Material to process:

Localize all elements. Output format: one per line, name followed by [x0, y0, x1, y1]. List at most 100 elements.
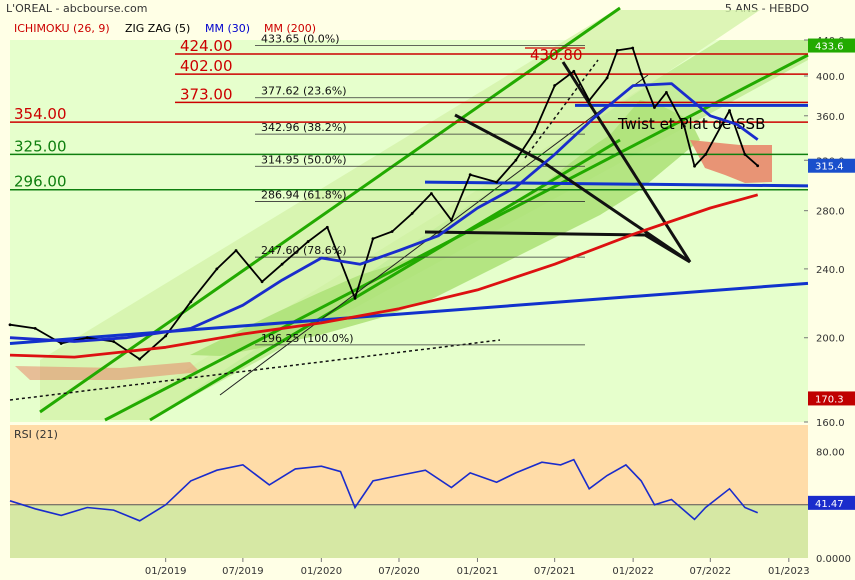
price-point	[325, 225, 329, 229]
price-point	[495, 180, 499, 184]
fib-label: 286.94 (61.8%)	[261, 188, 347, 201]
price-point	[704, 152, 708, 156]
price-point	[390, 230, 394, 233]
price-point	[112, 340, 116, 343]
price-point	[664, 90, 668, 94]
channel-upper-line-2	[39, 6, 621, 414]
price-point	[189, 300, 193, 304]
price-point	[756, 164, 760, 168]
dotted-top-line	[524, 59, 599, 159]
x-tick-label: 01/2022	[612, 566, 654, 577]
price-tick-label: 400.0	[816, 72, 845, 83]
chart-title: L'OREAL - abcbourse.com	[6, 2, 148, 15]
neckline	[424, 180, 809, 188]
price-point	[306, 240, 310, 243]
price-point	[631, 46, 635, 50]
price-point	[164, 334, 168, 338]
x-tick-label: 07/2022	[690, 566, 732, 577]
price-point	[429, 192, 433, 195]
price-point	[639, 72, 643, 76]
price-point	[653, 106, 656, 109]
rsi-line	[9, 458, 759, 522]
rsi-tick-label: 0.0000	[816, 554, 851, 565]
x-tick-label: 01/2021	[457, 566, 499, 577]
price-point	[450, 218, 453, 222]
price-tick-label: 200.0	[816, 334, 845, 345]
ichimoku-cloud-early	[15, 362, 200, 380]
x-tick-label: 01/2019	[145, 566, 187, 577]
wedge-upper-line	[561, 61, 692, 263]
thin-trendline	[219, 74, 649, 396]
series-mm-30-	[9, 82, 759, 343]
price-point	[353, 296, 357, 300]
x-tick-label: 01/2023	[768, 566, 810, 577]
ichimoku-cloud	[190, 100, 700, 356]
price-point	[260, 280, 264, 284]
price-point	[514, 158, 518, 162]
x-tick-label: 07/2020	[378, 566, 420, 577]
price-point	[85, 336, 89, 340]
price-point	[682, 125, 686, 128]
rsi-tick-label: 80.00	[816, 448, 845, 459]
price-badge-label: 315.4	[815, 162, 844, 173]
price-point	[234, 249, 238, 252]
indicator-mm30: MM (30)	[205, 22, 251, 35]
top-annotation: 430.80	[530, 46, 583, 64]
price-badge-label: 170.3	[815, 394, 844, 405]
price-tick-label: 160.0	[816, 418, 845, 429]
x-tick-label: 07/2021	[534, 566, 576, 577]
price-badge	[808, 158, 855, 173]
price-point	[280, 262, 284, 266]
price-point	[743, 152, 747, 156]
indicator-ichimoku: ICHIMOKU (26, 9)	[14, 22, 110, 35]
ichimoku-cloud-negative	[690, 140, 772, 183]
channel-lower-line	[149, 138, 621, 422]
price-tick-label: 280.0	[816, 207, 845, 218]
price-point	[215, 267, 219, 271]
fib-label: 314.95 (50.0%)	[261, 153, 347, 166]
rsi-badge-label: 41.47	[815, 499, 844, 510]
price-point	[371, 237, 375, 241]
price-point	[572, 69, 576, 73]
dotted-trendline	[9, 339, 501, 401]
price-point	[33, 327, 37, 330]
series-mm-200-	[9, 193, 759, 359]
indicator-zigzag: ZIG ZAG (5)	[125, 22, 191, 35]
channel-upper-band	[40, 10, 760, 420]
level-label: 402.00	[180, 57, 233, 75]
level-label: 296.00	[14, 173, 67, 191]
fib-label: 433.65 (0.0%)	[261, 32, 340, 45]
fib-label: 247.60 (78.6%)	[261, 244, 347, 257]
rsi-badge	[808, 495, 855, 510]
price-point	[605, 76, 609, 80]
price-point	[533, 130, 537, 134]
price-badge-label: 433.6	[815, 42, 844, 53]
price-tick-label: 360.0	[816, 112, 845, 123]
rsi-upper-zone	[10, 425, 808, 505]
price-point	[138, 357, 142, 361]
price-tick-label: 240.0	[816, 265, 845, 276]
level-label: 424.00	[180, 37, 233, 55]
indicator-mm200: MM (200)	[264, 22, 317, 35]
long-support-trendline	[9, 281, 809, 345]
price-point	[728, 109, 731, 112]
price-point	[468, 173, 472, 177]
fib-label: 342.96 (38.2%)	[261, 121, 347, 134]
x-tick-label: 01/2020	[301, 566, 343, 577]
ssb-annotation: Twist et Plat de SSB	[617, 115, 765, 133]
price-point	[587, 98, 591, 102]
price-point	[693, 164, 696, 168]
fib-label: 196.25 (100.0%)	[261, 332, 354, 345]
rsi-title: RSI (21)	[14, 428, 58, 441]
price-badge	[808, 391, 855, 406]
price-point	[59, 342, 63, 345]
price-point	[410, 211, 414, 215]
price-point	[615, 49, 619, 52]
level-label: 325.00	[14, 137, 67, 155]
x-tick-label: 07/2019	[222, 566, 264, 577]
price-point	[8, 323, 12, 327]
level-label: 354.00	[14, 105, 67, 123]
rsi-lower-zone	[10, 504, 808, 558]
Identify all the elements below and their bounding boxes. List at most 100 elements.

---

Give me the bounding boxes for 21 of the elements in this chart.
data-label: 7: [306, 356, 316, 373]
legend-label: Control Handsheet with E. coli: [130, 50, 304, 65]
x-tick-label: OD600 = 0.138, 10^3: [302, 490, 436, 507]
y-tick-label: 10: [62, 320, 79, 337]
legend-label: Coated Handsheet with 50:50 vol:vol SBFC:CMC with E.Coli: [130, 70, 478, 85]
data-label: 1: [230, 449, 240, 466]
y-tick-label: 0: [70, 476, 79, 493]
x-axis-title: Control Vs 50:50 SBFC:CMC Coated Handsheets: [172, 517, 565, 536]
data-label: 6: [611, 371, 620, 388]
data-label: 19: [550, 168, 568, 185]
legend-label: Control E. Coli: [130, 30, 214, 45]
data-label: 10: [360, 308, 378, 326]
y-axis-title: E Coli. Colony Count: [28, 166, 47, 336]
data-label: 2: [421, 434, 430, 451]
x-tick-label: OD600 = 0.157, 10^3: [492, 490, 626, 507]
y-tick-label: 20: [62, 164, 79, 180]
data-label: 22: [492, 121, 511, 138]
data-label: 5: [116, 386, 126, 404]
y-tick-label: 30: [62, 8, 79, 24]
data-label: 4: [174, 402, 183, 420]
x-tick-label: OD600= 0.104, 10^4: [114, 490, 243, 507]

* * *

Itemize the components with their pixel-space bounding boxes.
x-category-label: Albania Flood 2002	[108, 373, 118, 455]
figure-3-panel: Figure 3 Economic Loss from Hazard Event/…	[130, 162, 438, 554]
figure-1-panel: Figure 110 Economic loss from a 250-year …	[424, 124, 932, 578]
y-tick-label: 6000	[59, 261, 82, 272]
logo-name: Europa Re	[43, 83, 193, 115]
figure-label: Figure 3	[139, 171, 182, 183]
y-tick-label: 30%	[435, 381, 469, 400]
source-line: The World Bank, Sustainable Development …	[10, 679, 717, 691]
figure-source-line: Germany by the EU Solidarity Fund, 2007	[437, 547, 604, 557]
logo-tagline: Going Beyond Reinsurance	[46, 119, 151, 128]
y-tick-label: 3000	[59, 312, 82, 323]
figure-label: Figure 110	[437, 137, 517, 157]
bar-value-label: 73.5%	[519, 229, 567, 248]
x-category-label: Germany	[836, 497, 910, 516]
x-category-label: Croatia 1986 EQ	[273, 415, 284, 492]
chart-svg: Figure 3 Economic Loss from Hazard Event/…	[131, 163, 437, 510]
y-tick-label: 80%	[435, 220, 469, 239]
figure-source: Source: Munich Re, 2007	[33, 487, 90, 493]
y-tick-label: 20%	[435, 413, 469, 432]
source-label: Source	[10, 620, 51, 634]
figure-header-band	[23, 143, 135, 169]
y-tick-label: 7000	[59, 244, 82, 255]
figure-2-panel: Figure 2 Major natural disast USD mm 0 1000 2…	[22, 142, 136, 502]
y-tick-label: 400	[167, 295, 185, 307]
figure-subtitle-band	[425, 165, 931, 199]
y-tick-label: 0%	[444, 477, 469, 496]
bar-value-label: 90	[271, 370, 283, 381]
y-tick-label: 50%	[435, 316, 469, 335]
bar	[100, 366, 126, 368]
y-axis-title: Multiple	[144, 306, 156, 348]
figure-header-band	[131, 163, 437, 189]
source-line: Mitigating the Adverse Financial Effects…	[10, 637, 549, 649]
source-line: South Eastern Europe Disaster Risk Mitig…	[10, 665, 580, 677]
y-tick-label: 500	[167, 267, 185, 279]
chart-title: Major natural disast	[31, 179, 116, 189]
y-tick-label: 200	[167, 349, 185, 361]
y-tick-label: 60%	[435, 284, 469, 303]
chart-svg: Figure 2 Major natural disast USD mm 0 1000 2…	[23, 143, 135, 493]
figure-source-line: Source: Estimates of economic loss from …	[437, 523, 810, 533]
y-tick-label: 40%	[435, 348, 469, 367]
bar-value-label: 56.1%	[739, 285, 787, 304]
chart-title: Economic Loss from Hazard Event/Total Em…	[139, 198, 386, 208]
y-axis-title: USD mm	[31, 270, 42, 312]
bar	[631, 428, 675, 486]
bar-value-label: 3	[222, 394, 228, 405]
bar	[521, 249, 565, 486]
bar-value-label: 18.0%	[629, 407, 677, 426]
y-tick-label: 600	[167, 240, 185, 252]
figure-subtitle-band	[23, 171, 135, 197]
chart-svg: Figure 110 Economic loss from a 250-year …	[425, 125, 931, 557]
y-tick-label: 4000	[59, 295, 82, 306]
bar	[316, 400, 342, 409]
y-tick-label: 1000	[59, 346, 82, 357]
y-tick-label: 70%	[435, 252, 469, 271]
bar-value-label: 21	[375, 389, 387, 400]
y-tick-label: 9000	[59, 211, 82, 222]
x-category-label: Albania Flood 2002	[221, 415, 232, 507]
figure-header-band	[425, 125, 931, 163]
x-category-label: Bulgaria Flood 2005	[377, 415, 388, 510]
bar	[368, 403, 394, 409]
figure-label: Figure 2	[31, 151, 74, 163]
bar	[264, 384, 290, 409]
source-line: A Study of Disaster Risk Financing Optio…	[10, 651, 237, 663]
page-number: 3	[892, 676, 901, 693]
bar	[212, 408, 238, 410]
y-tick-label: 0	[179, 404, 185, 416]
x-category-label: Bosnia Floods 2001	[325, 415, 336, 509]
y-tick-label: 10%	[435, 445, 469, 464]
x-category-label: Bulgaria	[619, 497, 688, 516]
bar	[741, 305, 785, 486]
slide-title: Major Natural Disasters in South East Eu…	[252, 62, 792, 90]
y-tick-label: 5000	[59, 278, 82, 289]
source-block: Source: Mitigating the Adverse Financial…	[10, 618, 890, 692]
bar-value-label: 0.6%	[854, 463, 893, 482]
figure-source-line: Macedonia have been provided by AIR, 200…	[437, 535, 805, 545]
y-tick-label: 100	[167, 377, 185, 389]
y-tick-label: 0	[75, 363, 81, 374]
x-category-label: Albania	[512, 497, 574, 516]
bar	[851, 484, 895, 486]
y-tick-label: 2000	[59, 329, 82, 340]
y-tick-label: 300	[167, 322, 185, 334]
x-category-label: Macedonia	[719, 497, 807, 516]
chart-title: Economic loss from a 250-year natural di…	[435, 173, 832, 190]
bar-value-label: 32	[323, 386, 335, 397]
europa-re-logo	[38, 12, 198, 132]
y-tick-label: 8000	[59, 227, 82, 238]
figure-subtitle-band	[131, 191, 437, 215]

What you need to do: Reproduce the entries from the line with "Give me the" to the line with "data-label: 1: [230, 449, 240, 466]", word for word.

Answer to this problem:
Give me the bounding boxes for 21 of the elements in this chart.
data-label: 7: [306, 356, 316, 373]
legend-label: Control Handsheet with E. coli: [130, 50, 304, 65]
x-tick-label: OD600 = 0.138, 10^3: [302, 490, 436, 507]
y-tick-label: 10: [62, 320, 79, 337]
legend-label: Coated Handsheet with 50:50 vol:vol SBFC:CMC with E.Coli: [130, 70, 478, 85]
data-label: 1: [230, 449, 240, 466]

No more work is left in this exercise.